#### [任务输入]
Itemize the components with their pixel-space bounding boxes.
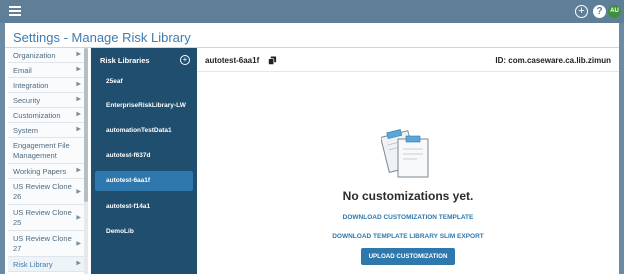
library-detail: autotest-6aa1f ID: com.caseware.ca.lib.z…	[197, 48, 619, 274]
nav-item-label: US Review Clone 26	[13, 182, 72, 201]
nav-item-us-review-clone-27[interactable]: US Review Clone 27 ▶	[8, 231, 87, 257]
add-circle-icon[interactable]: +	[575, 5, 588, 18]
nav-item-email[interactable]: Email ▶	[8, 63, 87, 78]
library-id: ID: com.caseware.ca.lib.zimun	[495, 56, 611, 65]
nav-item-risk-library[interactable]: Risk Library ▶	[8, 257, 87, 272]
library-item[interactable]: autotest-f637d	[95, 146, 193, 166]
nav-item-label: Risk Library	[13, 260, 53, 269]
nav-item-label: Security	[13, 96, 41, 105]
empty-state-title: No customizations yet.	[342, 189, 474, 203]
chevron-right-icon: ▶	[76, 214, 81, 221]
nav-item-customization[interactable]: Customization ▶	[8, 108, 87, 123]
chevron-right-icon: ▶	[76, 81, 81, 88]
download-export-link[interactable]: DOWNLOAD TEMPLATE LIBRARY SLIM EXPORT	[197, 233, 619, 240]
nav-item-label: US Review Clone 27	[13, 234, 72, 253]
nav-scroll-thumb[interactable]	[84, 48, 88, 202]
library-item[interactable]: EnterpriseRiskLibrary-LW	[95, 96, 193, 116]
chevron-right-icon: ▶	[76, 188, 81, 195]
nav-item-label: Customization	[13, 111, 61, 120]
nav-item-integration[interactable]: Integration ▶	[8, 78, 87, 93]
chevron-right-icon: ▶	[76, 96, 81, 103]
nav-item-label: Integration	[13, 81, 49, 90]
page-title: Settings - Manage Risk Library	[13, 30, 191, 45]
chevron-right-icon: ▶	[76, 66, 81, 73]
library-item[interactable]: autotest-f14a1	[95, 197, 193, 217]
nav-item-label: Organization	[13, 51, 56, 60]
chevron-right-icon: ▶	[76, 51, 81, 58]
chevron-right-icon: ▶	[76, 167, 81, 174]
library-item[interactable]: 25eaf	[95, 72, 193, 92]
risk-libraries-header: Risk Libraries	[100, 56, 150, 65]
chevron-right-icon: ▶	[76, 126, 81, 133]
nav-item-us-review-clone-26[interactable]: US Review Clone 26 ▶	[8, 179, 87, 205]
chevron-right-icon: ▶	[76, 260, 81, 267]
nav-item-system[interactable]: System ▶	[8, 123, 87, 138]
add-library-icon[interactable]: +	[180, 55, 190, 65]
nav-item-us-review-clone-25[interactable]: US Review Clone 25 ▶	[8, 205, 87, 231]
nav-scrollbar[interactable]	[84, 48, 88, 274]
library-name: autotest-6aa1f	[205, 56, 260, 65]
settings-panel: Settings - Manage Risk Library Organizat…	[5, 23, 619, 274]
copy-icon[interactable]	[268, 56, 277, 65]
library-item[interactable]: automationTestData1	[95, 121, 193, 141]
library-item[interactable]: DemoLib	[95, 222, 193, 242]
detail-header: autotest-6aa1f ID: com.caseware.ca.lib.z…	[197, 48, 619, 72]
user-avatar[interactable]: AU	[608, 5, 621, 18]
download-template-link[interactable]: DOWNLOAD CUSTOMIZATION TEMPLATE	[197, 214, 619, 221]
clipboard-documents-icon	[381, 129, 429, 178]
nav-item-label: System	[13, 126, 39, 135]
library-item-selected[interactable]: autotest-6aa1f	[95, 171, 193, 191]
chevron-right-icon: ▶	[76, 240, 81, 247]
nav-item-working-papers[interactable]: Working Papers ▶	[8, 164, 87, 179]
nav-item-label: Working Papers	[13, 167, 67, 176]
nav-item-security[interactable]: Security ▶	[8, 93, 87, 108]
risk-libraries-panel: Risk Libraries + 25eaf EnterpriseRiskLib…	[91, 48, 197, 274]
chevron-right-icon: ▶	[76, 111, 81, 118]
nav-item-label: Engagement File Management	[13, 141, 70, 160]
upload-customization-button[interactable]: UPLOAD CUSTOMIZATION	[361, 248, 455, 265]
help-icon[interactable]: ?	[593, 5, 606, 18]
nav-item-organization[interactable]: Organization ▶	[8, 48, 87, 63]
nav-item-label: Email	[13, 66, 32, 75]
settings-nav: Organization ▶ Email ▶ Integration ▶ Sec…	[8, 48, 87, 274]
hamburger-menu-icon[interactable]	[9, 6, 21, 16]
app-top-bar: + ? AU	[0, 0, 624, 23]
nav-item-label: US Review Clone 25	[13, 208, 72, 227]
nav-item-engagement-file-management[interactable]: Engagement File Management	[8, 138, 87, 164]
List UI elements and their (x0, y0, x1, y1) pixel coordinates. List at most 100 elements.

#### [练习说明]
将上方全部条目逐字照录一遍，其中的图片一律略去。

#### [作答内容]
Itemize the components with their pixel-space bounding boxes.
library-detail: autotest-6aa1f ID: com.caseware.ca.lib.z…	[197, 48, 619, 274]
nav-item-label: US Review Clone 26	[13, 182, 72, 201]
nav-item-us-review-clone-27[interactable]: US Review Clone 27 ▶	[8, 231, 87, 257]
add-circle-icon[interactable]: +	[575, 5, 588, 18]
nav-item-email[interactable]: Email ▶	[8, 63, 87, 78]
library-id: ID: com.caseware.ca.lib.zimun	[495, 56, 611, 65]
nav-item-risk-library[interactable]: Risk Library ▶	[8, 257, 87, 272]
library-item[interactable]: autotest-f637d	[95, 146, 193, 166]
nav-item-label: Risk Library	[13, 260, 53, 269]
nav-item-label: Security	[13, 96, 41, 105]
empty-state-title: No customizations yet.	[342, 189, 474, 203]
chevron-right-icon: ▶	[76, 214, 81, 221]
nav-item-customization[interactable]: Customization ▶	[8, 108, 87, 123]
chevron-right-icon: ▶	[76, 81, 81, 88]
download-export-link[interactable]: DOWNLOAD TEMPLATE LIBRARY SLIM EXPORT	[197, 233, 619, 240]
nav-item-label: US Review Clone 27	[13, 234, 72, 253]
nav-scroll-thumb[interactable]	[84, 48, 88, 202]
library-item[interactable]: EnterpriseRiskLibrary-LW	[95, 96, 193, 116]
chevron-right-icon: ▶	[76, 188, 81, 195]
nav-item-label: Customization	[13, 111, 61, 120]
nav-item-integration[interactable]: Integration ▶	[8, 78, 87, 93]
chevron-right-icon: ▶	[76, 96, 81, 103]
nav-item-label: Integration	[13, 81, 49, 90]
page-title: Settings - Manage Risk Library	[13, 30, 191, 45]
chevron-right-icon: ▶	[76, 66, 81, 73]
library-item[interactable]: autotest-f14a1	[95, 197, 193, 217]
nav-item-label: Organization	[13, 51, 56, 60]
chevron-right-icon: ▶	[76, 51, 81, 58]
chevron-right-icon: ▶	[76, 167, 81, 174]
library-item[interactable]: 25eaf	[95, 72, 193, 92]
risk-libraries-header: Risk Libraries	[100, 56, 150, 65]
chevron-right-icon: ▶	[76, 126, 81, 133]
nav-item-us-review-clone-26[interactable]: US Review Clone 26 ▶	[8, 179, 87, 205]
chevron-right-icon: ▶	[76, 260, 81, 267]
nav-item-system[interactable]: System ▶	[8, 123, 87, 138]
add-library-icon[interactable]: +	[180, 55, 190, 65]
nav-item-us-review-clone-25[interactable]: US Review Clone 25 ▶	[8, 205, 87, 231]
nav-scrollbar[interactable]	[84, 48, 88, 274]
library-name: autotest-6aa1f	[205, 56, 260, 65]
settings-panel: Settings - Manage Risk Library Organizat…	[5, 23, 619, 274]
copy-icon[interactable]	[268, 56, 277, 65]
library-item[interactable]: automationTestData1	[95, 121, 193, 141]
library-item[interactable]: DemoLib	[95, 222, 193, 242]
detail-header: autotest-6aa1f ID: com.caseware.ca.lib.z…	[197, 48, 619, 72]
user-avatar[interactable]: AU	[608, 5, 621, 18]
download-template-link[interactable]: DOWNLOAD CUSTOMIZATION TEMPLATE	[197, 214, 619, 221]
clipboard-documents-icon	[381, 129, 429, 178]
nav-item-label: System	[13, 126, 39, 135]
library-item-selected[interactable]: autotest-6aa1f	[95, 171, 193, 191]
chevron-right-icon: ▶	[76, 240, 81, 247]
nav-item-working-papers[interactable]: Working Papers ▶	[8, 164, 87, 179]
nav-item-label: Working Papers	[13, 167, 67, 176]
nav-item-security[interactable]: Security ▶	[8, 93, 87, 108]
risk-libraries-panel: Risk Libraries + 25eaf EnterpriseRiskLib…	[91, 48, 197, 274]
chevron-right-icon: ▶	[76, 111, 81, 118]
nav-item-label: Engagement File Management	[13, 141, 70, 160]
upload-customization-button[interactable]: UPLOAD CUSTOMIZATION	[361, 248, 455, 265]
help-icon[interactable]: ?	[593, 5, 606, 18]
nav-item-organization[interactable]: Organization ▶	[8, 48, 87, 63]
nav-item-label: Email	[13, 66, 32, 75]
settings-nav: Organization ▶ Email ▶ Integration ▶ Sec…	[8, 48, 87, 274]
hamburger-menu-icon[interactable]	[9, 6, 21, 16]
app-top-bar: + ? AU	[0, 0, 624, 23]
nav-item-label: US Review Clone 25	[13, 208, 72, 227]
nav-item-engagement-file-management[interactable]: Engagement File Management	[8, 138, 87, 164]
List UI elements and their (x0, y0, x1, y1) pixel coordinates. List at most 100 elements.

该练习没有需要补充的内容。